# [Directions for this task]
Rewrite the records below as a numbered list, from the line with "Itemize the components" up to and including the line with "data-point [1028, 1533, 1048, 1553]", skipping blank lines and leaving out the pictures.

# [Supplied data]
::::::::::
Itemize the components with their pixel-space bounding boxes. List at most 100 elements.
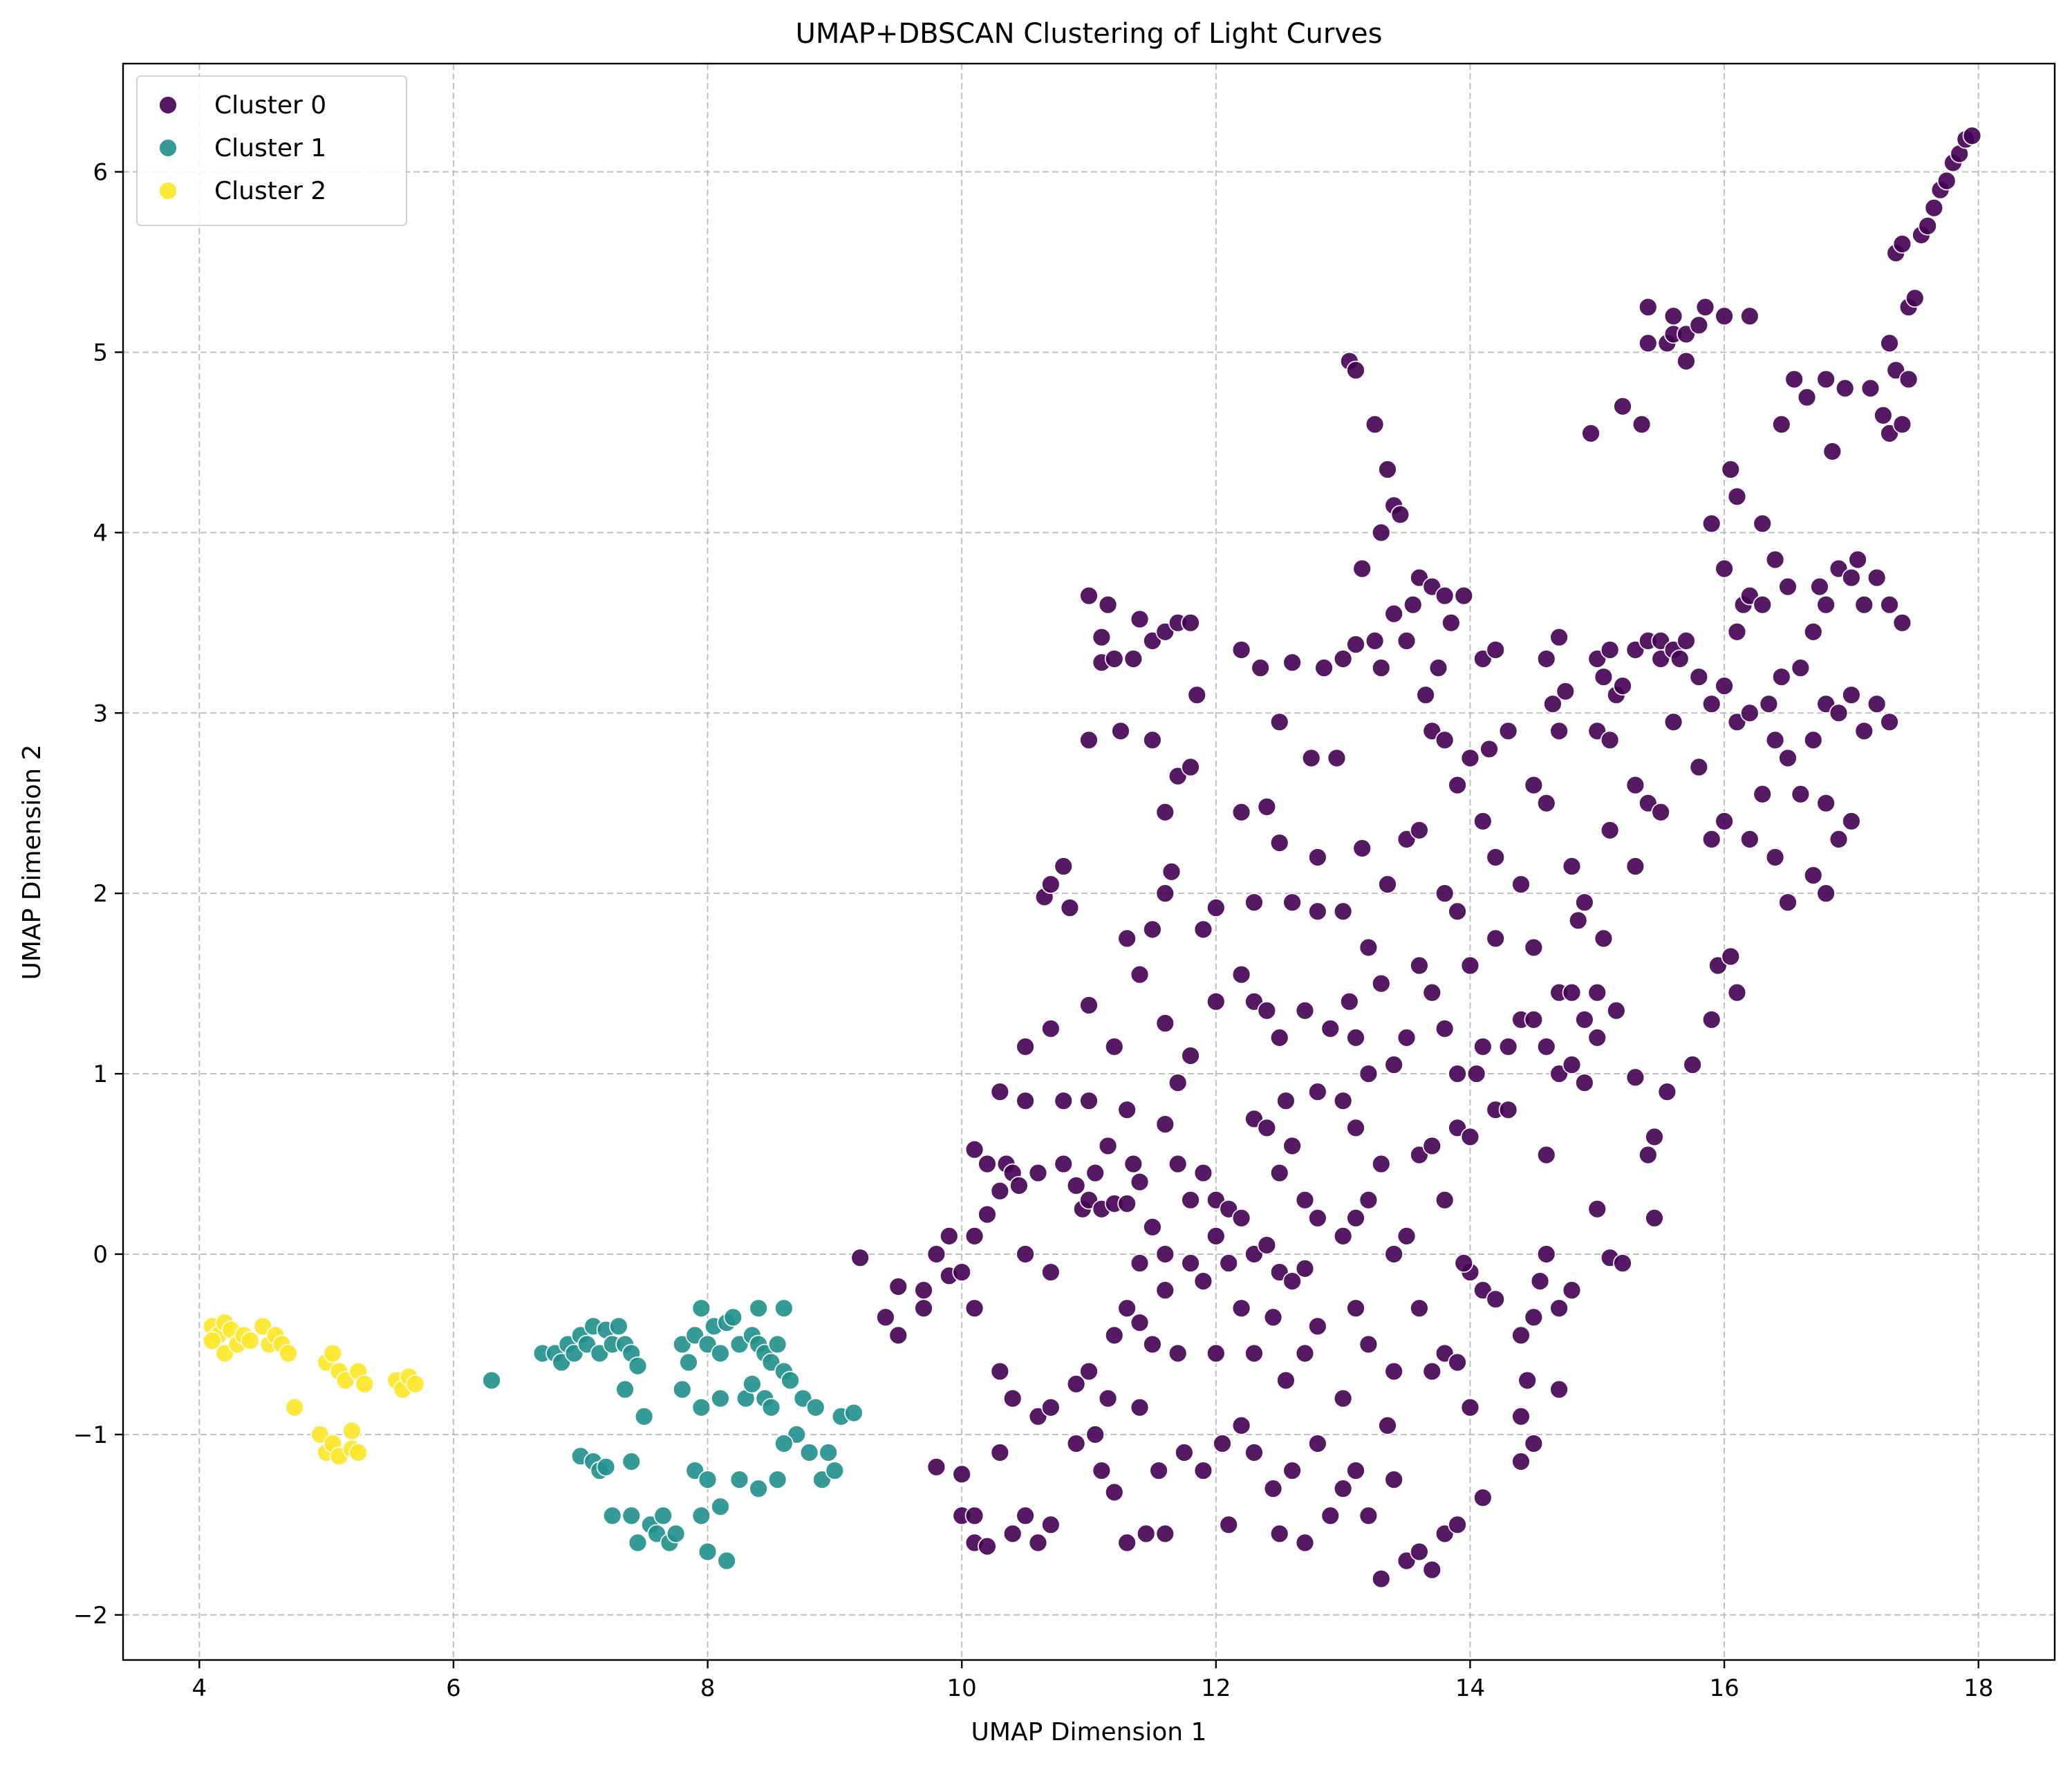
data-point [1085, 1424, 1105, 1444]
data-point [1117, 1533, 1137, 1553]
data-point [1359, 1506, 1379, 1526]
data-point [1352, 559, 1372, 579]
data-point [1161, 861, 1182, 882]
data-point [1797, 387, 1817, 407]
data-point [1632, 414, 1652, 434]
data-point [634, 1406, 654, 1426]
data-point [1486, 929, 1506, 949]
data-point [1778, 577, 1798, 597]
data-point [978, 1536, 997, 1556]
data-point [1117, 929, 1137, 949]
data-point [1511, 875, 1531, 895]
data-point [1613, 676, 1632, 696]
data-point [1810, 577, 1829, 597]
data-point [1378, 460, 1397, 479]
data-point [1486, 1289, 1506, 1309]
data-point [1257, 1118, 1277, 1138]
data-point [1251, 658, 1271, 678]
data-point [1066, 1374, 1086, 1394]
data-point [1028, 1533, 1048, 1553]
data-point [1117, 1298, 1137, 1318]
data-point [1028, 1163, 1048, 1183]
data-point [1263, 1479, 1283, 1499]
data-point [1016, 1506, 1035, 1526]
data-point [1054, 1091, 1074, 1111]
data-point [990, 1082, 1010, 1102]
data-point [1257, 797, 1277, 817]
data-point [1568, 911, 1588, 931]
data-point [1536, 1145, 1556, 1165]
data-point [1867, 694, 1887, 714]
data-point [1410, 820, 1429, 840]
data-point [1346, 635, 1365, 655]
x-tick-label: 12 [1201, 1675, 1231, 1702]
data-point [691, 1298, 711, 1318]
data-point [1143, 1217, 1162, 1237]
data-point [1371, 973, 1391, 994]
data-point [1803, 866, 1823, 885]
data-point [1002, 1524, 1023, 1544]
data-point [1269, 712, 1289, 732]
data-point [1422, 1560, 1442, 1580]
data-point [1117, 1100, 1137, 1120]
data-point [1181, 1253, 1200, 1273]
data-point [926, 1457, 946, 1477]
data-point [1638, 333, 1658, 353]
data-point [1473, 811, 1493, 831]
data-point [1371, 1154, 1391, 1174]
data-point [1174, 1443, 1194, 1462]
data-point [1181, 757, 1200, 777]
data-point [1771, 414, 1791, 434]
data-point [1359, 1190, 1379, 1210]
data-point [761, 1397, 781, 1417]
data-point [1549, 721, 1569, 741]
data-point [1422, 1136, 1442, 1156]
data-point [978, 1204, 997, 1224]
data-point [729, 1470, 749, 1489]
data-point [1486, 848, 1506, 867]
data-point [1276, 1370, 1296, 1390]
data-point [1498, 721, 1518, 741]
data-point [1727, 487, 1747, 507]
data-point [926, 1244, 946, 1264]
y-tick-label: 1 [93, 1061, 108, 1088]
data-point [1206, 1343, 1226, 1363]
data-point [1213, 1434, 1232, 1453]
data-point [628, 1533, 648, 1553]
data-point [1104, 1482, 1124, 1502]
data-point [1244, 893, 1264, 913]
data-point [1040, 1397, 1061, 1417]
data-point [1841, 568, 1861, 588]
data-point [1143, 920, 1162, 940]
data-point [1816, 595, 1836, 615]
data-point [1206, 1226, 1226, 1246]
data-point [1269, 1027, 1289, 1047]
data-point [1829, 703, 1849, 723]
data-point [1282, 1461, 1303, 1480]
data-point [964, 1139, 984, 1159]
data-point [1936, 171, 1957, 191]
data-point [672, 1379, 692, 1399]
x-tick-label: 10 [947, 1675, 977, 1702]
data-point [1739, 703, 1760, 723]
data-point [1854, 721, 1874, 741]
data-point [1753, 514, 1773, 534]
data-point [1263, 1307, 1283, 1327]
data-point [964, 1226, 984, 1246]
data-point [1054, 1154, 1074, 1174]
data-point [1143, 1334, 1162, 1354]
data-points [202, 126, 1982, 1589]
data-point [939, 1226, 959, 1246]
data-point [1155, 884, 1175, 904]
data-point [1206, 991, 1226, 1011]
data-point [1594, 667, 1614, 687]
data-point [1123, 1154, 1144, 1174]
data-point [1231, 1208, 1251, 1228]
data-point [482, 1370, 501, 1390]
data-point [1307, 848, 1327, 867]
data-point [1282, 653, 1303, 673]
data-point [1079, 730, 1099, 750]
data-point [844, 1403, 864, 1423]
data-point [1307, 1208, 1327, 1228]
::::::::::
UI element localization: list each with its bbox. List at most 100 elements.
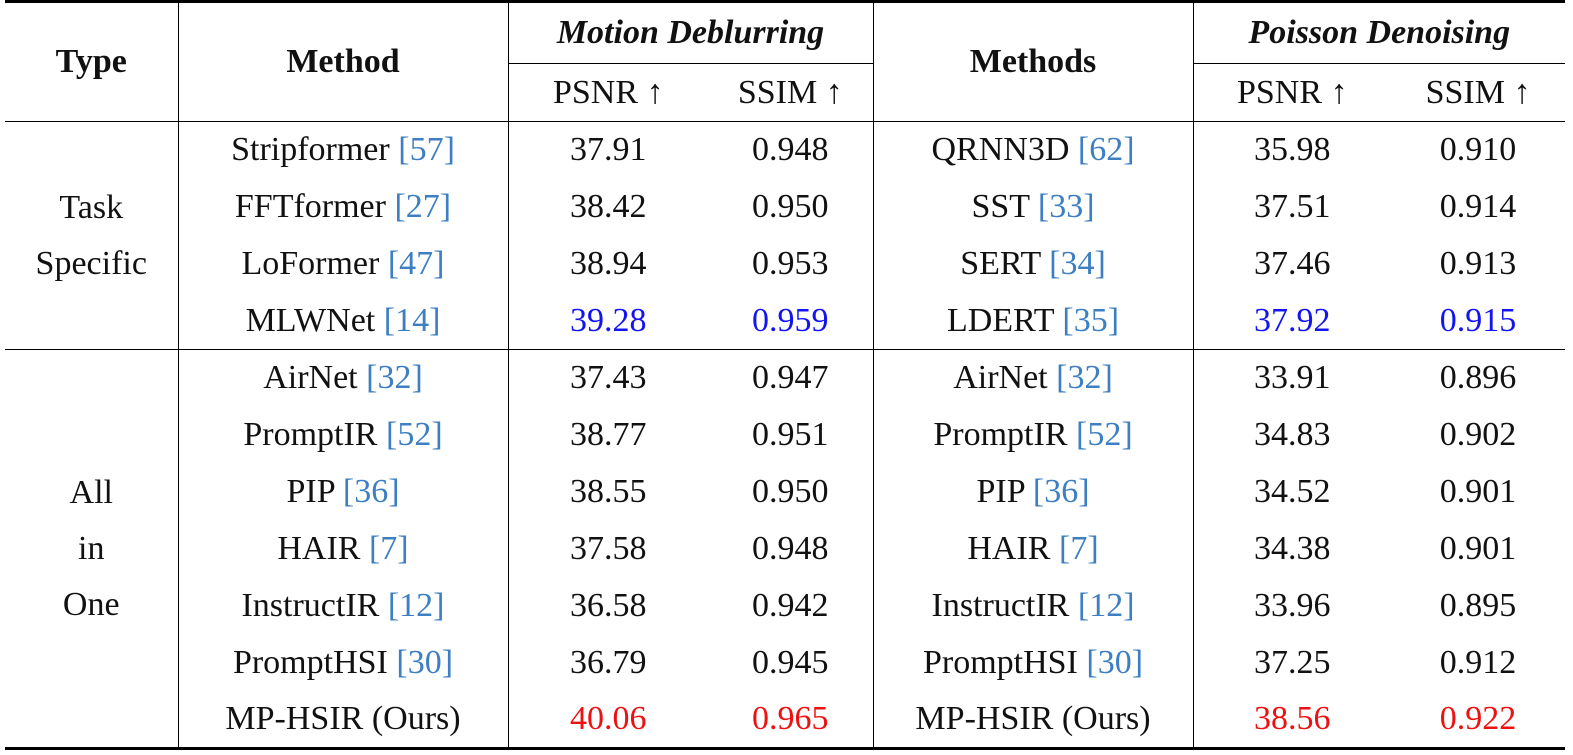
::::::::::
# [Written solution]
1. Itemize the components with their pixel-space bounding boxes. List at most 100 elements.
2. data-point [1085, 1424, 1105, 1444]
3. data-point [1117, 1533, 1137, 1553]
4. data-point [1359, 1506, 1379, 1526]
5. data-point [1352, 559, 1372, 579]
6. data-point [1161, 861, 1182, 882]
7. data-point [1797, 387, 1817, 407]
8. data-point [1632, 414, 1652, 434]
9. data-point [634, 1406, 654, 1426]
10. data-point [1486, 929, 1506, 949]
11. data-point [1778, 577, 1798, 597]
12. data-point [978, 1536, 997, 1556]
13. data-point [1117, 929, 1137, 949]
14. data-point [1511, 875, 1531, 895]
15. data-point [1613, 676, 1632, 696]
16. data-point [1810, 577, 1829, 597]
17. data-point [1378, 460, 1397, 479]
18. data-point [1486, 1289, 1506, 1309]
19. data-point [1257, 1118, 1277, 1138]
20. data-point [1251, 658, 1271, 678]
21. data-point [1066, 1374, 1086, 1394]
22. data-point [1028, 1533, 1048, 1553]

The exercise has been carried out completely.